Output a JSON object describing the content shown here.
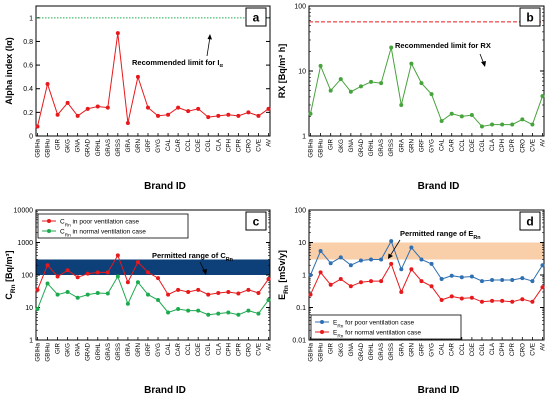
{
  "brand_ids": [
    "GBIHa",
    "GBIHu",
    "GIR",
    "GKG",
    "GNA",
    "GRAD",
    "GRHL",
    "GRAS",
    "GRSS",
    "GRA",
    "GRN",
    "GRF",
    "GYG",
    "CAL",
    "CAR",
    "CCL",
    "CGE",
    "CGL",
    "CLA",
    "CPH",
    "CPR",
    "CRO",
    "CVE",
    "AV"
  ],
  "chart_data": [
    {
      "panel": "a",
      "type": "line",
      "xlabel": "Brand ID",
      "ylabel": "Alpha index (Iα)",
      "ylim": [
        0,
        1.1
      ],
      "yticks": [
        0,
        0.2,
        0.4,
        0.6,
        0.8,
        1
      ],
      "ytick_labels": [
        "0",
        "0.2",
        "0.4",
        "0.6",
        "0.8",
        "1"
      ],
      "scale": "linear",
      "series": [
        {
          "values": [
            0.08,
            0.44,
            0.18,
            0.28,
            0.17,
            0.23,
            0.25,
            0.24,
            0.87,
            0.11,
            0.5,
            0.24,
            0.17,
            0.18,
            0.24,
            0.21,
            0.23,
            0.16,
            0.17,
            0.18,
            0.17,
            0.2,
            0.17,
            0.23
          ],
          "color": "#e8191c"
        }
      ],
      "reference_lines": [
        {
          "value": 1.0,
          "color": "#1daa4f",
          "style": "dotted",
          "label": "Recommended limit for Iα"
        }
      ]
    },
    {
      "panel": "b",
      "type": "line",
      "xlabel": "Brand ID",
      "ylabel": "RX [Bq/m² h]",
      "ylim": [
        1,
        100
      ],
      "yticks": [
        1,
        10,
        100
      ],
      "ytick_labels": [
        "1",
        "10",
        "100"
      ],
      "scale": "log",
      "series": [
        {
          "values": [
            2.2,
            12,
            5,
            7.5,
            4.8,
            5.8,
            6.8,
            6.5,
            23,
            3,
            13,
            6.5,
            4.4,
            1.7,
            2.2,
            2.0,
            2.1,
            1.4,
            1.5,
            1.5,
            1.5,
            1.8,
            1.5,
            4.1
          ],
          "color": "#47a33c"
        }
      ],
      "reference_lines": [
        {
          "value": 57,
          "color": "#e8191c",
          "style": "dashed",
          "label": "Recommended limit for RX"
        }
      ]
    },
    {
      "panel": "c",
      "type": "line",
      "xlabel": "Brand ID",
      "ylabel": "C_Rn [Bq/m³]",
      "ylim": [
        1,
        10000
      ],
      "yticks": [
        1,
        10,
        100,
        1000,
        10000
      ],
      "ytick_labels": [
        "1",
        "10",
        "100",
        "1000",
        "10000"
      ],
      "scale": "log",
      "band": {
        "from": 100,
        "to": 300,
        "color": "#0d3f78",
        "label": "Permitted range of C_Rn"
      },
      "series": [
        {
          "name": "C_Rn in poor ventilation case",
          "values": [
            35,
            200,
            90,
            140,
            85,
            110,
            120,
            120,
            400,
            60,
            250,
            120,
            80,
            25,
            35,
            30,
            35,
            25,
            28,
            30,
            27,
            35,
            28,
            75
          ],
          "color": "#e8191c"
        },
        {
          "name": "C_Rn in normal ventilation case",
          "values": [
            9,
            55,
            25,
            30,
            20,
            25,
            28,
            27,
            90,
            13,
            60,
            25,
            17,
            7,
            9,
            8,
            8,
            6,
            6.5,
            7,
            6,
            8,
            6.5,
            17
          ],
          "color": "#1daa4f"
        }
      ]
    },
    {
      "panel": "d",
      "type": "line",
      "xlabel": "Brand ID",
      "ylabel": "E_Rn [mSv/y]",
      "ylim": [
        0.01,
        100
      ],
      "yticks": [
        0.01,
        0.1,
        1,
        10,
        100
      ],
      "ytick_labels": [
        "0.01",
        "0.1",
        "1",
        "10",
        "100"
      ],
      "scale": "log",
      "band": {
        "from": 3,
        "to": 10,
        "color": "#f9cfa9",
        "label": "Permitted range of E_Rn"
      },
      "series": [
        {
          "name": "E_Rn for poor ventilation case",
          "values": [
            1.0,
            5.5,
            2.3,
            3.5,
            2.0,
            2.8,
            3.0,
            3.0,
            11,
            1.5,
            7,
            3.0,
            2.2,
            0.75,
            0.95,
            0.85,
            0.9,
            0.65,
            0.7,
            0.7,
            0.7,
            0.8,
            0.65,
            2.0
          ],
          "color": "#2f6fb2"
        },
        {
          "name": "E_Rn for normal ventilation case",
          "values": [
            0.25,
            1.2,
            0.5,
            0.75,
            0.45,
            0.6,
            0.65,
            0.65,
            2.2,
            0.3,
            1.5,
            0.65,
            0.45,
            0.17,
            0.22,
            0.19,
            0.2,
            0.15,
            0.16,
            0.16,
            0.15,
            0.18,
            0.15,
            0.42
          ],
          "color": "#e8191c"
        }
      ]
    }
  ]
}
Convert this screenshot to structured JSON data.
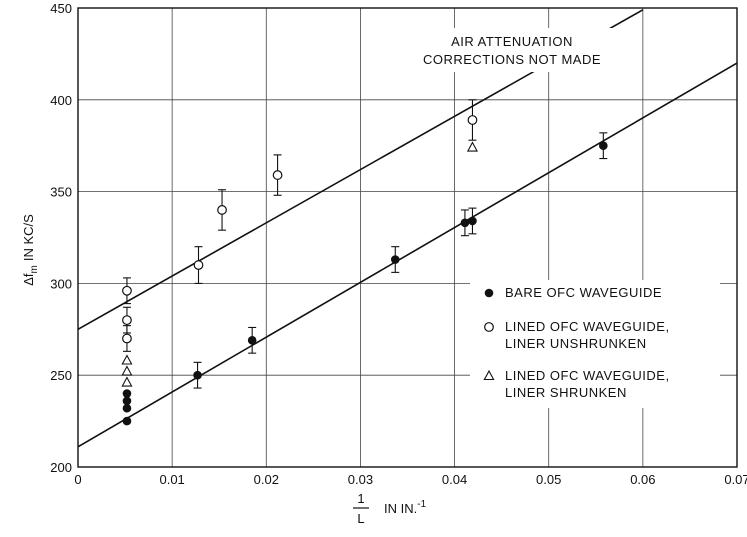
{
  "chart_data": {
    "type": "scatter",
    "annotation": [
      "AIR ATTENUATION",
      "CORRECTIONS NOT MADE"
    ],
    "xlabel": {
      "fraction_num": "1",
      "fraction_den": "L",
      "units": "IN IN.",
      "exponent": "-1"
    },
    "ylabel": {
      "delta": "Δf",
      "subscript": "m",
      "units": "IN KC/S"
    },
    "xlim": [
      0,
      0.07
    ],
    "ylim": [
      200,
      450
    ],
    "xticks": [
      0,
      0.01,
      0.02,
      0.03,
      0.04,
      0.05,
      0.06,
      0.07
    ],
    "xtick_labels": [
      "0",
      "0.01",
      "0.02",
      "0.03",
      "0.04",
      "0.05",
      "0.06",
      "0.07"
    ],
    "yticks": [
      200,
      250,
      300,
      350,
      400,
      450
    ],
    "ytick_labels": [
      "200",
      "250",
      "300",
      "350",
      "400",
      "450"
    ],
    "grid": true,
    "legend_position": "lower-right",
    "legend": [
      {
        "marker": "filled-circle",
        "lines": [
          "BARE OFC WAVEGUIDE"
        ]
      },
      {
        "marker": "open-circle",
        "lines": [
          "LINED OFC WAVEGUIDE,",
          "LINER UNSHRUNKEN"
        ]
      },
      {
        "marker": "triangle",
        "lines": [
          "LINED OFC WAVEGUIDE,",
          "LINER SHRUNKEN"
        ]
      }
    ],
    "series": [
      {
        "name": "BARE OFC WAVEGUIDE",
        "marker": "filled-circle",
        "points": [
          {
            "x": 0.0052,
            "y": 225
          },
          {
            "x": 0.0052,
            "y": 232
          },
          {
            "x": 0.0052,
            "y": 236
          },
          {
            "x": 0.0052,
            "y": 240
          },
          {
            "x": 0.0127,
            "y": 250,
            "err": 7
          },
          {
            "x": 0.0185,
            "y": 269,
            "err": 7
          },
          {
            "x": 0.0337,
            "y": 313,
            "err": 7
          },
          {
            "x": 0.0411,
            "y": 333,
            "err": 7
          },
          {
            "x": 0.0419,
            "y": 334,
            "err": 7
          },
          {
            "x": 0.0558,
            "y": 375,
            "err": 7
          }
        ],
        "fit_line": {
          "x": [
            0,
            0.07
          ],
          "y": [
            211,
            420
          ]
        }
      },
      {
        "name": "LINED OFC WAVEGUIDE, LINER UNSHRUNKEN",
        "marker": "open-circle",
        "points": [
          {
            "x": 0.0052,
            "y": 270,
            "err": 7
          },
          {
            "x": 0.0052,
            "y": 280,
            "err": 7
          },
          {
            "x": 0.0052,
            "y": 296,
            "err": 7
          },
          {
            "x": 0.0128,
            "y": 310,
            "err": 10
          },
          {
            "x": 0.0153,
            "y": 340,
            "err": 11
          },
          {
            "x": 0.0212,
            "y": 359,
            "err": 11
          },
          {
            "x": 0.0419,
            "y": 389,
            "err": 11
          }
        ],
        "fit_line": {
          "x": [
            0,
            0.06
          ],
          "y": [
            275,
            449
          ]
        }
      },
      {
        "name": "LINED OFC WAVEGUIDE, LINER SHRUNKEN",
        "marker": "triangle",
        "points": [
          {
            "x": 0.0052,
            "y": 246
          },
          {
            "x": 0.0052,
            "y": 252
          },
          {
            "x": 0.0052,
            "y": 258
          },
          {
            "x": 0.0419,
            "y": 374
          }
        ]
      }
    ]
  }
}
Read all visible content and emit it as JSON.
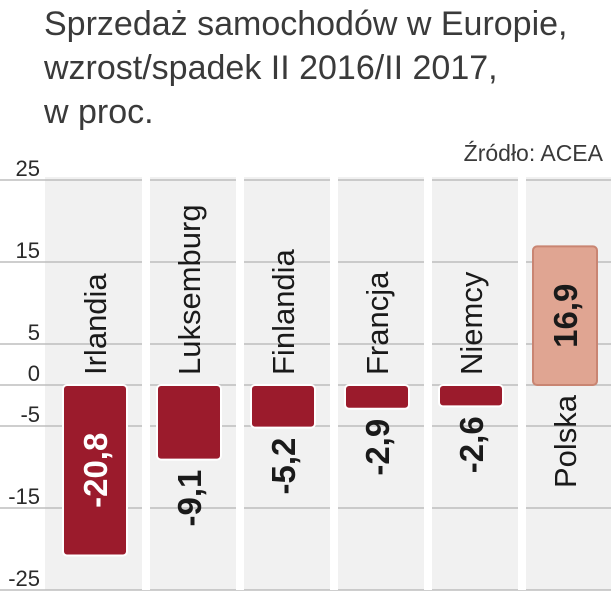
{
  "header": {
    "title_lines": [
      "Sprzedaż samochodów w Europie,",
      "wzrost/spadek II 2016/II 2017,",
      "w proc."
    ],
    "source": "Źródło: ACEA"
  },
  "chart_data": {
    "type": "bar",
    "title": "Sprzedaż samochodów w Europie, wzrost/spadek II 2016/II 2017, w proc.",
    "categories": [
      "Irlandia",
      "Luksemburg",
      "Finlandia",
      "Francja",
      "Niemcy",
      "Polska"
    ],
    "values": [
      -20.8,
      -9.1,
      -5.2,
      -2.9,
      -2.6,
      16.9
    ],
    "value_labels": [
      "-20,8",
      "-9,1",
      "-5,2",
      "-2,9",
      "-2,6",
      "16,9"
    ],
    "yticks": [
      "25",
      "15",
      "5",
      "0",
      "-5",
      "-15",
      "-25"
    ],
    "ylim": [
      -25,
      25
    ],
    "grid": true,
    "colors": {
      "bar": "#9b1b2c",
      "highlight_bar": "#e0a592",
      "background_column": "#f1f1f1",
      "grid": "#bdbdbd"
    }
  }
}
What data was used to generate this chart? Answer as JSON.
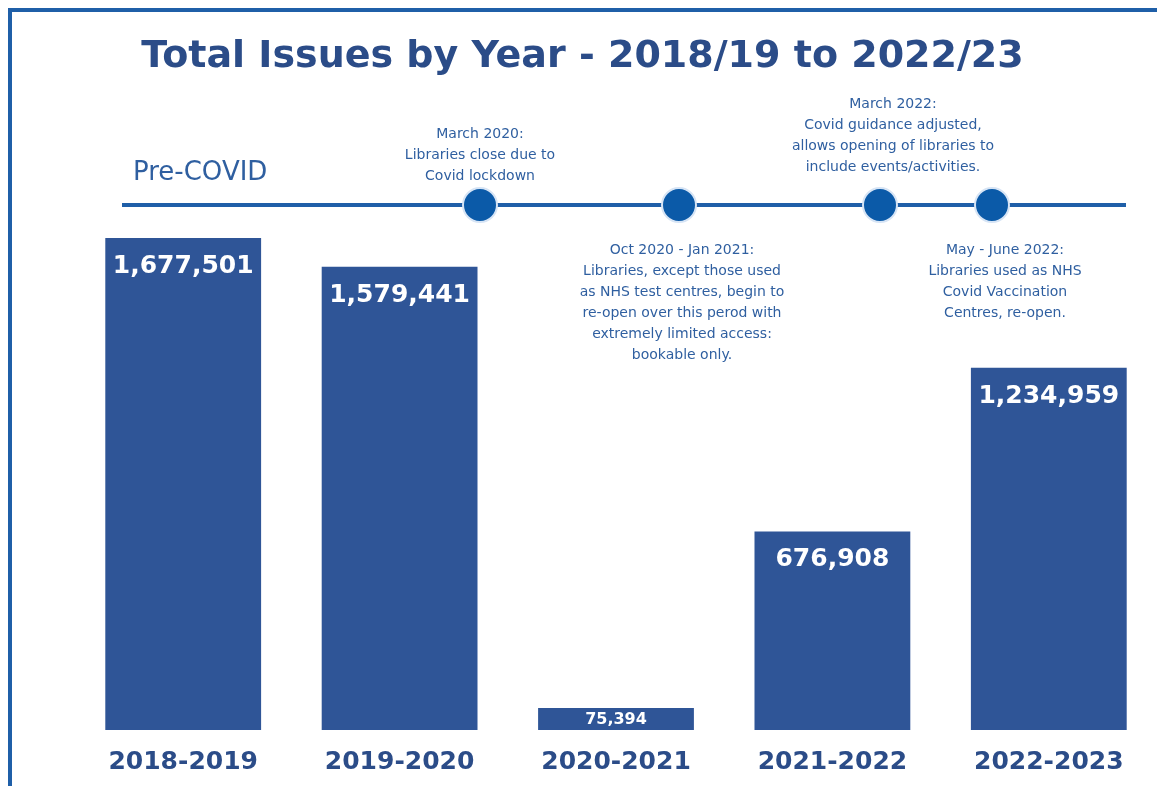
{
  "chart_data": {
    "type": "bar",
    "title": "Total Issues by Year - 2018/19 to 2022/23",
    "categories": [
      "2018-2019",
      "2019-2020",
      "2020-2021",
      "2021-2022",
      "2022-2023"
    ],
    "values": [
      1677501,
      1579441,
      75394,
      676908,
      1234959
    ],
    "color": "#2f5597",
    "value_labels": [
      "1,677,501",
      "1,579,441",
      "75,394",
      "676,908",
      "1,234,959"
    ],
    "annotations": [
      "Pre-COVID",
      "March 2020:\nLibraries close due to\nCovid lockdown",
      "Oct 2020 - Jan 2021:\nLibraries, except those used\nas NHS test centres, begin to\nre-open over this perod with\nextremely limited access:\nbookable only.",
      "March 2022:\nCovid guidance adjusted,\nallows opening of libraries to\ninclude events/activities.",
      "May - June 2022:\nLibraries used as NHS\nCovid Vaccination\nCentres, re-open."
    ]
  }
}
——
● **Task details**
Report each line in the data that holds the word "content".

● **Task response**
Output a JSON object describing the content shown here.
Read all visible content and emit it as JSON.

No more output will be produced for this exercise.